Problem description -
Return each line of the data below verbatim; pictures are to be left out.

Stored rows -
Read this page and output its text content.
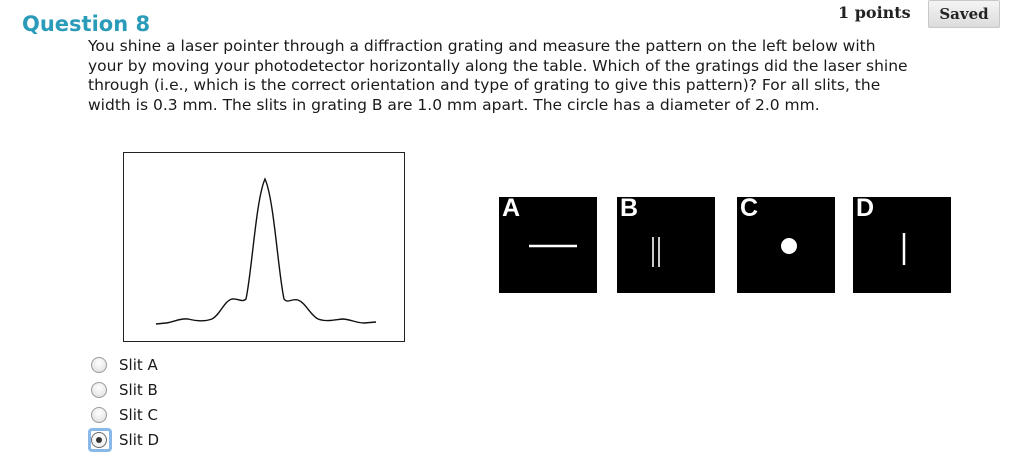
Question 8	1 points	Saved

You shine a laser pointer through a diffraction grating and measure the pattern on the left below with
your by moving your photodetector horizontally along the table. Which of the gratings did the laser shine
through (i.e., which is the correct orientation and type of grating to give this pattern)? For all slits, the
width is 0.3 mm. The slits in grating B are 1.0 mm apart. The circle has a diameter of 2.0 mm.

A	B	C	D
Slit A
Slit B
Slit C
Slit D
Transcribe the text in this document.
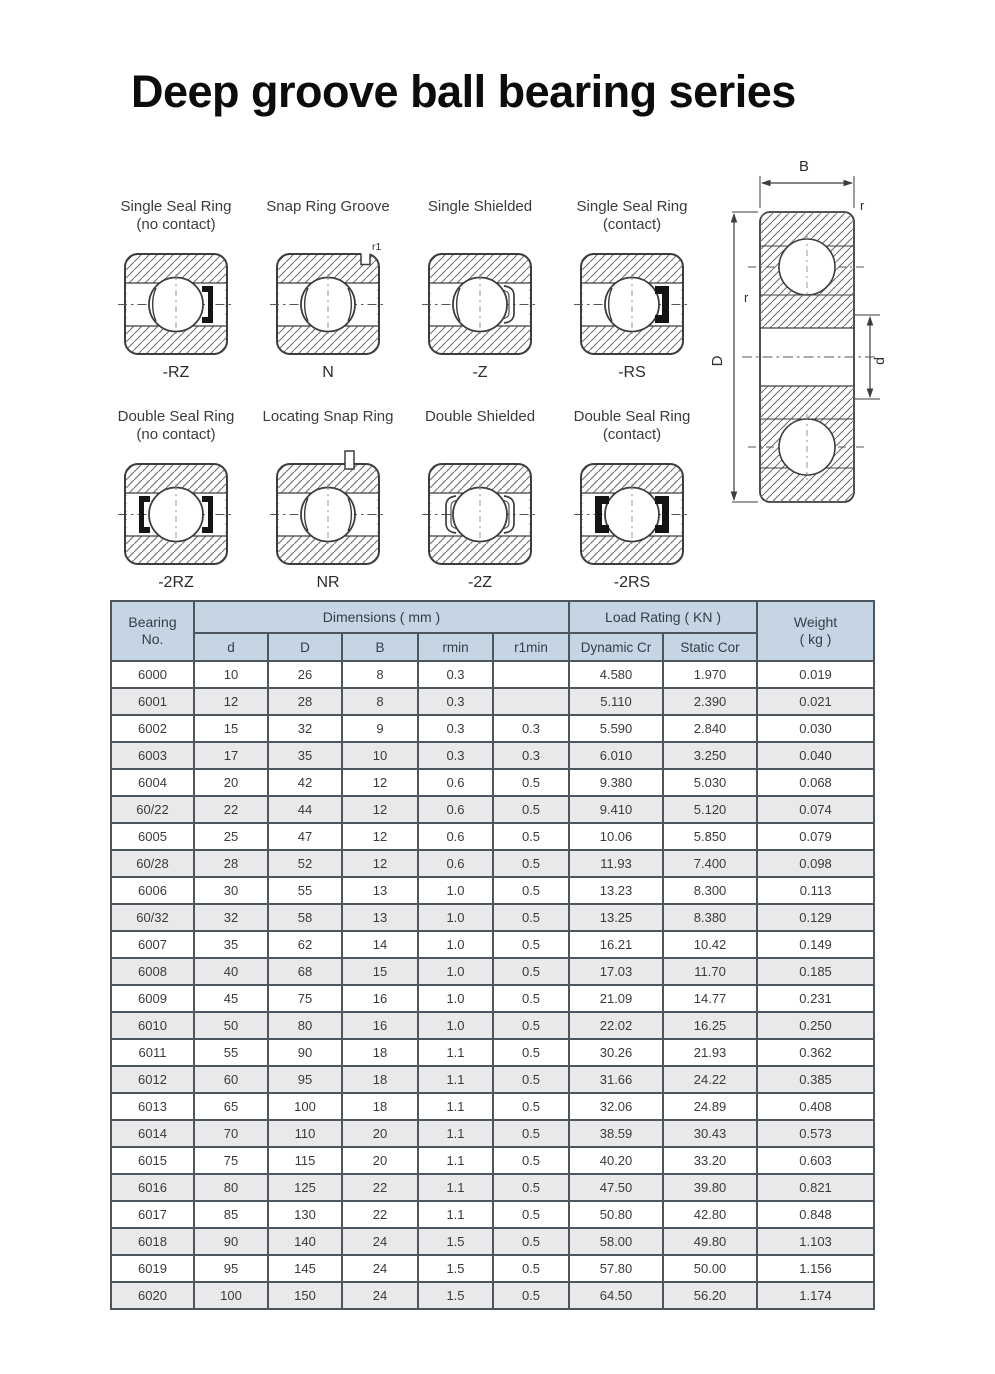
Deep groove ball bearing series
Single Seal Ring
(no contact)
-RZ
Snap Ring Groove
r1
N
Single Shielded
-Z
Single Seal Ring
(contact)
-RS
Double Seal Ring
(no contact)
-2RZ
Locating Snap Ring
NR
Double Shielded
-2Z
Double Seal Ring
(contact)
-2RS
B
r
r
D	d
Bearing
No.
	Dimensions ( mm )	Load Rating ( KN )	Weight
( kg )

	d	D	B	rmin	r1min	Dynamic Cr	Static Cor	
6000	10	26	8	0.3		4.580	1.970	0.019
6001	12	28	8	0.3		5.110	2.390	0.021
6002	15	32	9	0.3	0.3	5.590	2.840	0.030
6003	17	35	10	0.3	0.3	6.010	3.250	0.040
6004	20	42	12	0.6	0.5	9.380	5.030	0.068
60/22	22	44	12	0.6	0.5	9.410	5.120	0.074
6005	25	47	12	0.6	0.5	10.06	5.850	0.079
60/28	28	52	12	0.6	0.5	11.93	7.400	0.098
6006	30	55	13	1.0	0.5	13.23	8.300	0.113
60/32	32	58	13	1.0	0.5	13.25	8.380	0.129
6007	35	62	14	1.0	0.5	16.21	10.42	0.149
6008	40	68	15	1.0	0.5	17.03	11.70	0.185
6009	45	75	16	1.0	0.5	21.09	14.77	0.231
6010	50	80	16	1.0	0.5	22.02	16.25	0.250
6011	55	90	18	1.1	0.5	30.26	21.93	0.362
6012	60	95	18	1.1	0.5	31.66	24.22	0.385
6013	65	100	18	1.1	0.5	32.06	24.89	0.408
6014	70	110	20	1.1	0.5	38.59	30.43	0.573
6015	75	115	20	1.1	0.5	40.20	33.20	0.603
6016	80	125	22	1.1	0.5	47.50	39.80	0.821
6017	85	130	22	1.1	0.5	50.80	42.80	0.848
6018	90	140	24	1.5	0.5	58.00	49.80	1.103
6019	95	145	24	1.5	0.5	57.80	50.00	1.156
6020	100	150	24	1.5	0.5	64.50	56.20	1.174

Response for this exercise -
Read this page and output its text content.
Question 8	1 points	Saved

You shine a laser pointer through a diffraction grating and measure the pattern on the left below with
your by moving your photodetector horizontally along the table. Which of the gratings did the laser shine
through (i.e., which is the correct orientation and type of grating to give this pattern)? For all slits, the
width is 0.3 mm. The slits in grating B are 1.0 mm apart. The circle has a diameter of 2.0 mm.

A	B	C	D
Slit A
Slit B
Slit C
Slit D
Transcribe the text in this document.
Deep groove ball bearing series
Single Seal Ring
(no contact)
-RZ
Snap Ring Groove
r1
N
Single Shielded
-Z
Single Seal Ring
(contact)
-RS
Double Seal Ring
(no contact)
-2RZ
Locating Snap Ring
NR
Double Shielded
-2Z
Double Seal Ring
(contact)
-2RS
B
r
r
D	d
Bearing
No.
	Dimensions ( mm )	Load Rating ( KN )	Weight
( kg )

	d	D	B	rmin	r1min	Dynamic Cr	Static Cor	
6000	10	26	8	0.3		4.580	1.970	0.019
6001	12	28	8	0.3		5.110	2.390	0.021
6002	15	32	9	0.3	0.3	5.590	2.840	0.030
6003	17	35	10	0.3	0.3	6.010	3.250	0.040
6004	20	42	12	0.6	0.5	9.380	5.030	0.068
60/22	22	44	12	0.6	0.5	9.410	5.120	0.074
6005	25	47	12	0.6	0.5	10.06	5.850	0.079
60/28	28	52	12	0.6	0.5	11.93	7.400	0.098
6006	30	55	13	1.0	0.5	13.23	8.300	0.113
60/32	32	58	13	1.0	0.5	13.25	8.380	0.129
6007	35	62	14	1.0	0.5	16.21	10.42	0.149
6008	40	68	15	1.0	0.5	17.03	11.70	0.185
6009	45	75	16	1.0	0.5	21.09	14.77	0.231
6010	50	80	16	1.0	0.5	22.02	16.25	0.250
6011	55	90	18	1.1	0.5	30.26	21.93	0.362
6012	60	95	18	1.1	0.5	31.66	24.22	0.385
6013	65	100	18	1.1	0.5	32.06	24.89	0.408
6014	70	110	20	1.1	0.5	38.59	30.43	0.573
6015	75	115	20	1.1	0.5	40.20	33.20	0.603
6016	80	125	22	1.1	0.5	47.50	39.80	0.821
6017	85	130	22	1.1	0.5	50.80	42.80	0.848
6018	90	140	24	1.5	0.5	58.00	49.80	1.103
6019	95	145	24	1.5	0.5	57.80	50.00	1.156
6020	100	150	24	1.5	0.5	64.50	56.20	1.174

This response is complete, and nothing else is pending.